**AIM:** Quote the listing below in full and exactly as written, but omit every picture.

++++ DATA RECORDS

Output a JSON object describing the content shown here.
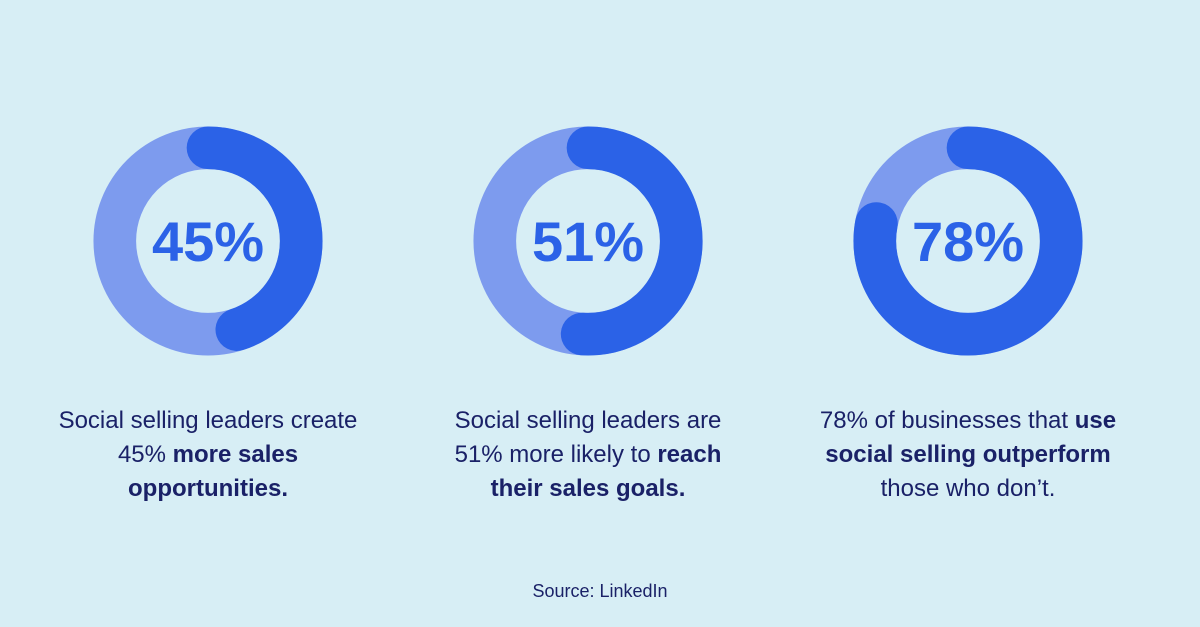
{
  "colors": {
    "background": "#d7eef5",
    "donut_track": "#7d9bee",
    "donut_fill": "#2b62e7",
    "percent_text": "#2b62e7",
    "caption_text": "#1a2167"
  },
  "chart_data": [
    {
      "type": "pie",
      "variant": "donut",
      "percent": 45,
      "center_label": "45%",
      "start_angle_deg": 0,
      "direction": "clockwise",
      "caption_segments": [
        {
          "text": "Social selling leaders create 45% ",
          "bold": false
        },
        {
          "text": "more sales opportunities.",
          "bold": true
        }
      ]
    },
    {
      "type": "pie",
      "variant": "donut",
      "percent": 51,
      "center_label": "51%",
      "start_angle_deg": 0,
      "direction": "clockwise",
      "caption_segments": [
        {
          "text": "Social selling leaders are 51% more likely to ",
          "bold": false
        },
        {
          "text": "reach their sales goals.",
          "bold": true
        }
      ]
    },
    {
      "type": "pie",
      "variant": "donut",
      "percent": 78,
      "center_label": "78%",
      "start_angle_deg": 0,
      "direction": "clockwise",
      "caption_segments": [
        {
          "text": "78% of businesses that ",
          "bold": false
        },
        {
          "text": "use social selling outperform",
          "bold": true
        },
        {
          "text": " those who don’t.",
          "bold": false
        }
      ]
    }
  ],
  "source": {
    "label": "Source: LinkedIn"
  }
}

++++++++

**OUTPUT FOR THIS EXERCISE:**
Output a JSON object describing the content shown here.
{
  "colors": {
    "background": "#d7eef5",
    "donut_track": "#7d9bee",
    "donut_fill": "#2b62e7",
    "percent_text": "#2b62e7",
    "caption_text": "#1a2167"
  },
  "chart_data": [
    {
      "type": "pie",
      "variant": "donut",
      "percent": 45,
      "center_label": "45%",
      "start_angle_deg": 0,
      "direction": "clockwise",
      "caption_segments": [
        {
          "text": "Social selling leaders create 45% ",
          "bold": false
        },
        {
          "text": "more sales opportunities.",
          "bold": true
        }
      ]
    },
    {
      "type": "pie",
      "variant": "donut",
      "percent": 51,
      "center_label": "51%",
      "start_angle_deg": 0,
      "direction": "clockwise",
      "caption_segments": [
        {
          "text": "Social selling leaders are 51% more likely to ",
          "bold": false
        },
        {
          "text": "reach their sales goals.",
          "bold": true
        }
      ]
    },
    {
      "type": "pie",
      "variant": "donut",
      "percent": 78,
      "center_label": "78%",
      "start_angle_deg": 0,
      "direction": "clockwise",
      "caption_segments": [
        {
          "text": "78% of businesses that ",
          "bold": false
        },
        {
          "text": "use social selling outperform",
          "bold": true
        },
        {
          "text": " those who don’t.",
          "bold": false
        }
      ]
    }
  ],
  "source": {
    "label": "Source: LinkedIn"
  }
}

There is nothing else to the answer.